WHAT YOU NEED TO DO: An exact copy of all the data is required, with pictures left out.

LISTING:
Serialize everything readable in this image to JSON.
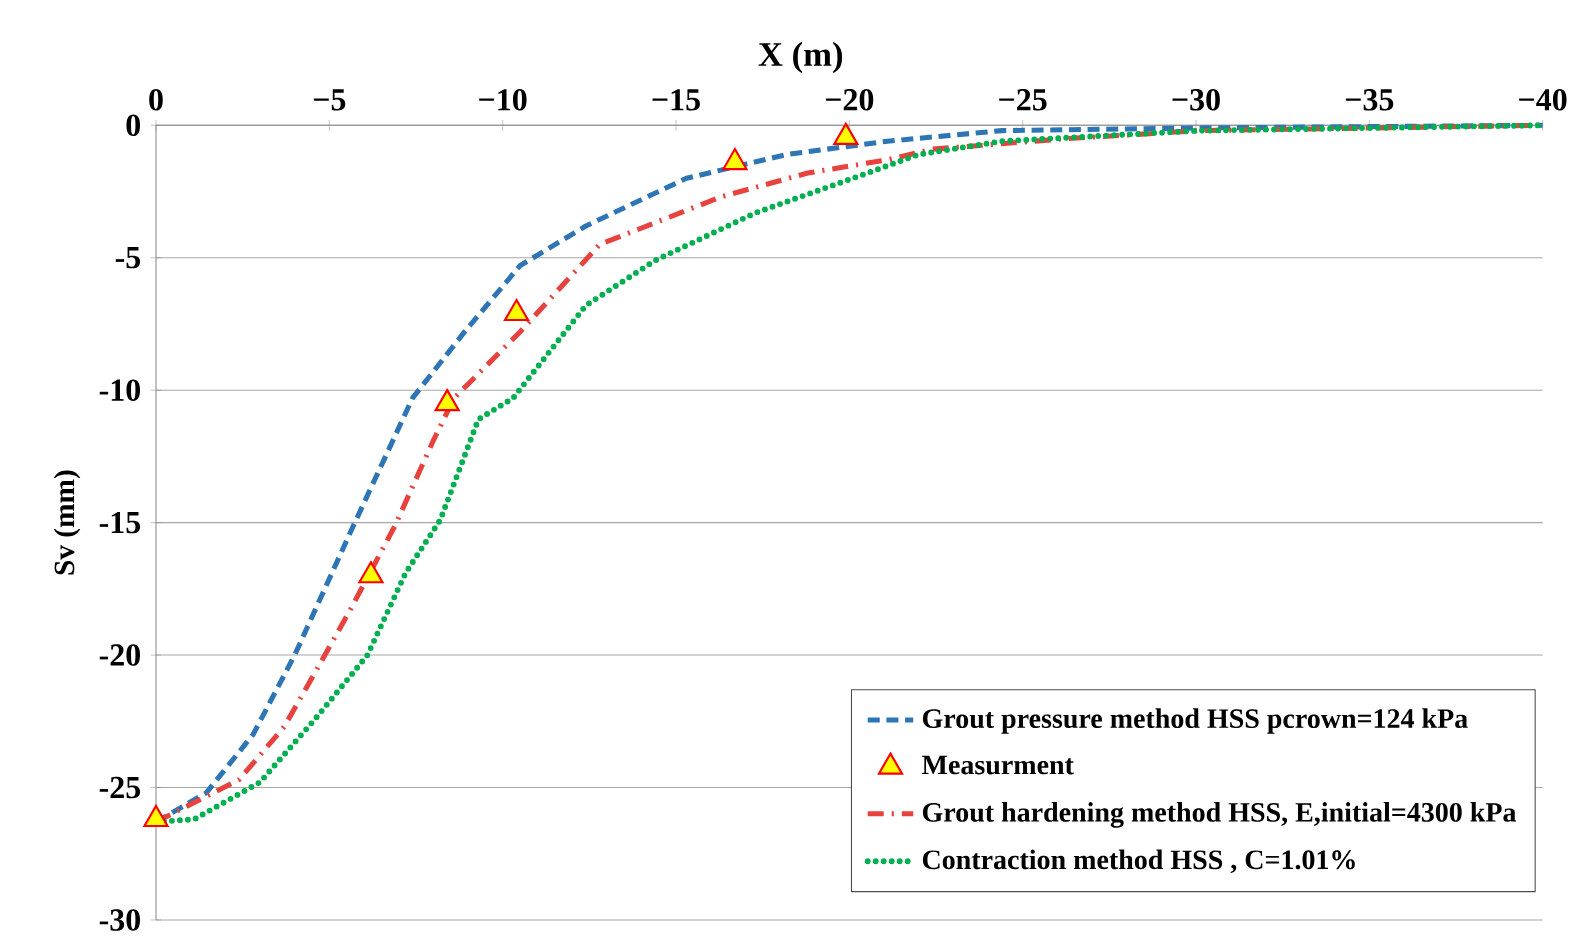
{
  "chart_data": {
    "type": "line",
    "xlabel": "X (m)",
    "ylabel": "Sv (mm)",
    "xlim": [
      0,
      -40
    ],
    "ylim": [
      -30,
      0
    ],
    "xticks": [
      {
        "value": 0,
        "label": "0"
      },
      {
        "value": -5,
        "label": "−5"
      },
      {
        "value": -10,
        "label": "−10"
      },
      {
        "value": -15,
        "label": "−15"
      },
      {
        "value": -20,
        "label": "−20"
      },
      {
        "value": -25,
        "label": "−25"
      },
      {
        "value": -30,
        "label": "−30"
      },
      {
        "value": -35,
        "label": "−35"
      },
      {
        "value": -40,
        "label": "−40"
      }
    ],
    "yticks": [
      0,
      -5,
      -10,
      -15,
      -20,
      -25,
      -30
    ],
    "grid": "y",
    "legend": "bottom right",
    "series": [
      {
        "name": "Grout pressure method HSS pcrown=124 kPa",
        "color": "#2e75b6",
        "line_style": "dashed",
        "x": [
          0,
          -1.45,
          -2.8,
          -4.0,
          -5.7,
          -7.4,
          -8.9,
          -10.5,
          -12.4,
          -15.3,
          -18.2,
          -21.1,
          -24.4,
          -30,
          -40
        ],
        "values": [
          -26.3,
          -25.2,
          -23.0,
          -20.0,
          -15.1,
          -10.3,
          -7.8,
          -5.3,
          -3.8,
          -2.0,
          -1.1,
          -0.6,
          -0.2,
          -0.1,
          0
        ]
      },
      {
        "name": "Measurment",
        "type": "scatter",
        "marker": "triangle",
        "color": "#ffff00",
        "x": [
          0,
          -6.2,
          -8.4,
          -10.4,
          -16.7,
          -19.9
        ],
        "values": [
          -26.2,
          -17.0,
          -10.5,
          -7.1,
          -1.4,
          -0.45
        ]
      },
      {
        "name": "Grout hardening method HSS, E,initial=4300 kPa",
        "color": "#e8423e",
        "line_style": "dashdot",
        "x": [
          0,
          -2.4,
          -3.7,
          -4.7,
          -5.6,
          -6.9,
          -8.0,
          -8.6,
          -10.5,
          -12.8,
          -16.3,
          -18.8,
          -21.1,
          -22.4,
          -26.3,
          -30.1,
          -40
        ],
        "values": [
          -26.3,
          -24.7,
          -22.7,
          -20.4,
          -18.3,
          -15.1,
          -11.9,
          -10.3,
          -7.8,
          -4.5,
          -2.7,
          -1.8,
          -1.3,
          -0.9,
          -0.5,
          -0.2,
          0
        ]
      },
      {
        "name": "Contraction method HSS , C=1.01%",
        "color": "#00b050",
        "line_style": "dotted",
        "x": [
          0,
          -1.1,
          -3.0,
          -4.6,
          -6.1,
          -7.2,
          -8.2,
          -9.3,
          -10.3,
          -12.4,
          -14.4,
          -17.3,
          -20.1,
          -22.0,
          -24.4,
          -30.1,
          -40
        ],
        "values": [
          -26.3,
          -26.2,
          -24.8,
          -22.4,
          -20.0,
          -16.9,
          -14.9,
          -11.1,
          -10.3,
          -6.8,
          -5.1,
          -3.3,
          -2.0,
          -1.1,
          -0.6,
          -0.2,
          0
        ]
      }
    ]
  }
}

SOLUTION TO THIS PROBLEM:
Serialize everything readable in this image to JSON.
{
  "chart_data": {
    "type": "line",
    "xlabel": "X (m)",
    "ylabel": "Sv (mm)",
    "xlim": [
      0,
      -40
    ],
    "ylim": [
      -30,
      0
    ],
    "xticks": [
      {
        "value": 0,
        "label": "0"
      },
      {
        "value": -5,
        "label": "−5"
      },
      {
        "value": -10,
        "label": "−10"
      },
      {
        "value": -15,
        "label": "−15"
      },
      {
        "value": -20,
        "label": "−20"
      },
      {
        "value": -25,
        "label": "−25"
      },
      {
        "value": -30,
        "label": "−30"
      },
      {
        "value": -35,
        "label": "−35"
      },
      {
        "value": -40,
        "label": "−40"
      }
    ],
    "yticks": [
      0,
      -5,
      -10,
      -15,
      -20,
      -25,
      -30
    ],
    "grid": "y",
    "legend": "bottom right",
    "series": [
      {
        "name": "Grout pressure method HSS pcrown=124 kPa",
        "color": "#2e75b6",
        "line_style": "dashed",
        "x": [
          0,
          -1.45,
          -2.8,
          -4.0,
          -5.7,
          -7.4,
          -8.9,
          -10.5,
          -12.4,
          -15.3,
          -18.2,
          -21.1,
          -24.4,
          -30,
          -40
        ],
        "values": [
          -26.3,
          -25.2,
          -23.0,
          -20.0,
          -15.1,
          -10.3,
          -7.8,
          -5.3,
          -3.8,
          -2.0,
          -1.1,
          -0.6,
          -0.2,
          -0.1,
          0
        ]
      },
      {
        "name": "Measurment",
        "type": "scatter",
        "marker": "triangle",
        "color": "#ffff00",
        "x": [
          0,
          -6.2,
          -8.4,
          -10.4,
          -16.7,
          -19.9
        ],
        "values": [
          -26.2,
          -17.0,
          -10.5,
          -7.1,
          -1.4,
          -0.45
        ]
      },
      {
        "name": "Grout hardening method HSS, E,initial=4300 kPa",
        "color": "#e8423e",
        "line_style": "dashdot",
        "x": [
          0,
          -2.4,
          -3.7,
          -4.7,
          -5.6,
          -6.9,
          -8.0,
          -8.6,
          -10.5,
          -12.8,
          -16.3,
          -18.8,
          -21.1,
          -22.4,
          -26.3,
          -30.1,
          -40
        ],
        "values": [
          -26.3,
          -24.7,
          -22.7,
          -20.4,
          -18.3,
          -15.1,
          -11.9,
          -10.3,
          -7.8,
          -4.5,
          -2.7,
          -1.8,
          -1.3,
          -0.9,
          -0.5,
          -0.2,
          0
        ]
      },
      {
        "name": "Contraction method HSS , C=1.01%",
        "color": "#00b050",
        "line_style": "dotted",
        "x": [
          0,
          -1.1,
          -3.0,
          -4.6,
          -6.1,
          -7.2,
          -8.2,
          -9.3,
          -10.3,
          -12.4,
          -14.4,
          -17.3,
          -20.1,
          -22.0,
          -24.4,
          -30.1,
          -40
        ],
        "values": [
          -26.3,
          -26.2,
          -24.8,
          -22.4,
          -20.0,
          -16.9,
          -14.9,
          -11.1,
          -10.3,
          -6.8,
          -5.1,
          -3.3,
          -2.0,
          -1.1,
          -0.6,
          -0.2,
          0
        ]
      }
    ]
  }
}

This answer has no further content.